Text shown below:
You may use the internet to access the text’s wepage, other websites directly linked in this document, and other general-purpose data science in R questions.  However, you may not read or use any analyses of this or related datasets you find online. Failure to follow this rule may be considered a violation of this course’s academic integrity policy. If you have any questions about this, please contact me.

Please put a new page break before each question so each question starts on its own page (this will facilitate grading) and never provide output that runs over more than one page if you can help it. Be sure to echo all your code!

Twitter data.

rtweet. The R package rtweet is used to download data from Twitter. To do this yourself, you would need to get a Twitter account and read through the documentation at https://rtweet.info/index.html. This is an easy process, but you won’t need to do it here as I have downloaded the data for you and stored it as an .rds file.

For what follows, please do not use any built-in rtweet functions, for example to extract pieces of data from the downloaded data object. Instead, use purrr verbs.

Questions.

1. Donald Trump’s Twitter handle is @realDonaldTrump. I recently used get_timeline() to scrape his last 2,000 or so tweets and save them as an object named dt_tweets.rds.  Read in this dataset and

store it into an object called tweets. Run the code below to show you’ve succeeded. tweets |> select(1:4) |> glimpse()

# Rows: 2,382

# Columns: 4

# $ created_at <dttm> 2021-01-08 09:44:28, 2021-01-08 08:46:38, 2021-01-07 18:10~

# $ id         <dbl> 1.347570e+18, 1.347555e+18, 1.347335e+18, 1.346913e+18, 1.3~

# $ id_str     <chr> "1347569870578266115", "1347555316863553542", "134733480405~

# $ full_text  <chr> "To all of those who have asked, I will not be going to the~

2. Tweets in Twitter must be between 0 and 280 characters long.  Make a histogram of the numbers of characters in text.  Do you notice anything strange?  You don’t have to investigate why this is happening, just identify the oddity.
End of Text shown.
■ Exercise objective
Condense the paragraph of the assignment text that begins "rtweet. The R package rtweet" into a short list that keeps its main facts.
Data records below:
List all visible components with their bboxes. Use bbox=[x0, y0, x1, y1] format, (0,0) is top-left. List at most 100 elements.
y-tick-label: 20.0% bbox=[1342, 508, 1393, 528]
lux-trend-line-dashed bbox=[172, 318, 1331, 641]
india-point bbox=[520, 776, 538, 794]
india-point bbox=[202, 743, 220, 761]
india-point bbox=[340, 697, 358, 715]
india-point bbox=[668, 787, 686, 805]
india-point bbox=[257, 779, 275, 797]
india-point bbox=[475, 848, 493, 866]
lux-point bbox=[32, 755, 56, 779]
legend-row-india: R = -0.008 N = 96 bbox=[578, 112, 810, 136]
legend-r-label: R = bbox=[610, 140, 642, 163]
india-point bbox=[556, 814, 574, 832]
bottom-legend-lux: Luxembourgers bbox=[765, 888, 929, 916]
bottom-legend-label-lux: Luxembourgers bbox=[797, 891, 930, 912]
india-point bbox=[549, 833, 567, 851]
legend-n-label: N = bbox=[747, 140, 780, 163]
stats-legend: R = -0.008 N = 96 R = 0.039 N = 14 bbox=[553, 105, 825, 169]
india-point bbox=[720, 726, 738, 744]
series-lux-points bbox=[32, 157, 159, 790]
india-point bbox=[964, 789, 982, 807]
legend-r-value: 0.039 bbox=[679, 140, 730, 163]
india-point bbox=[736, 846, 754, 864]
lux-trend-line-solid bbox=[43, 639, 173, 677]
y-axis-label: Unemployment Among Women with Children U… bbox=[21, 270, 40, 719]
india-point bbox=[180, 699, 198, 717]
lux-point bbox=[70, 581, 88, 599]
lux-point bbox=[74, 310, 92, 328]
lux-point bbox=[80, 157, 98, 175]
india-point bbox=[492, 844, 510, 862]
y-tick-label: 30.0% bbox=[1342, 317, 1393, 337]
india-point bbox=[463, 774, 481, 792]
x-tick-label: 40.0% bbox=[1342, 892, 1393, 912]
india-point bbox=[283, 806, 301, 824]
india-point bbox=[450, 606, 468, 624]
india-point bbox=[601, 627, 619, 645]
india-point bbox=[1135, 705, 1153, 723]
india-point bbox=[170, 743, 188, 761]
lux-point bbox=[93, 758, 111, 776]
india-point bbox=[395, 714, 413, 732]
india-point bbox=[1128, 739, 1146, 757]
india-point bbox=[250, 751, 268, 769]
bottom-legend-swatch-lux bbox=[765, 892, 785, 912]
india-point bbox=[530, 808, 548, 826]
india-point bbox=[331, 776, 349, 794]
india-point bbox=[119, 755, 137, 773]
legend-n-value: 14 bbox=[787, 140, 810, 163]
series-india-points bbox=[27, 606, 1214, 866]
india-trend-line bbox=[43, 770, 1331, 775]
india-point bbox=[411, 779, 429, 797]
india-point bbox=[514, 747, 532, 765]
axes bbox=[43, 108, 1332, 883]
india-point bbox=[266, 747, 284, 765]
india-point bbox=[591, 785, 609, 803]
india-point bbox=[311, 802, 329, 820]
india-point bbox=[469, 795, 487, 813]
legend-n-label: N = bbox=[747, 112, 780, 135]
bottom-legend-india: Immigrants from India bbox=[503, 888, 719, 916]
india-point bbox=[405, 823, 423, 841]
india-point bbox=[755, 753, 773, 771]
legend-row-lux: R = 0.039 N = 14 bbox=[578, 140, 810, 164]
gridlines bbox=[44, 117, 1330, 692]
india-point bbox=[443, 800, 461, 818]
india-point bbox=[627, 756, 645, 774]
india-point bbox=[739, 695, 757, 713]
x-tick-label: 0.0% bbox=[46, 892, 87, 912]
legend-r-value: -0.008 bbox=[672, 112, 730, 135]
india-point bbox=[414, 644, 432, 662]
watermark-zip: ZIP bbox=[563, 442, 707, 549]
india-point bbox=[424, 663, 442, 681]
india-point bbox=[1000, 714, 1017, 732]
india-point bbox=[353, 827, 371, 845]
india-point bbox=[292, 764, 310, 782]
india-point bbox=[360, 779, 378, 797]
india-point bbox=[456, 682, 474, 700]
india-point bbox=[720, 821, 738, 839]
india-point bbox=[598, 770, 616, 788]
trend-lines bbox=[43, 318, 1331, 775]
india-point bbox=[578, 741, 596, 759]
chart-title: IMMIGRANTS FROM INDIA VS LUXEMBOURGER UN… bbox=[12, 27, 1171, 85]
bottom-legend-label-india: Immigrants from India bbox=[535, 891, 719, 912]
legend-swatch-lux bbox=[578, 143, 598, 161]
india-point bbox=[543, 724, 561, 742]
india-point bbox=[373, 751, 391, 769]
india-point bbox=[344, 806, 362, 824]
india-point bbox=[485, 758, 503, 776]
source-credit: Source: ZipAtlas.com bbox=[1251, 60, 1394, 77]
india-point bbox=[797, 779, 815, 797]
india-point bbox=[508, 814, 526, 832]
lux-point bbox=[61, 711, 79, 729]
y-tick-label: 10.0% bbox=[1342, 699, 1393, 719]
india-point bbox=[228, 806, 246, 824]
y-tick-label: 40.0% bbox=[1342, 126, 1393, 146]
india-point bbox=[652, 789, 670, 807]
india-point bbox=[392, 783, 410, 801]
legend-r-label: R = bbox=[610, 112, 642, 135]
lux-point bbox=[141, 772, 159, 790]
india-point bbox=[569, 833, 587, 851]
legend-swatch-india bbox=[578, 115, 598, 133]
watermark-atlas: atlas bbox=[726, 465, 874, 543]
End of Data records.
■ Task response
- The R package rtweet downloads data from Twitter.
- Downloading the data yourself requires a Twitter account and reading the documentation at https://rtweet.info/index.html.
- The process is easy but unnecessary here: the data has already been downloaded and stored as an .rds file.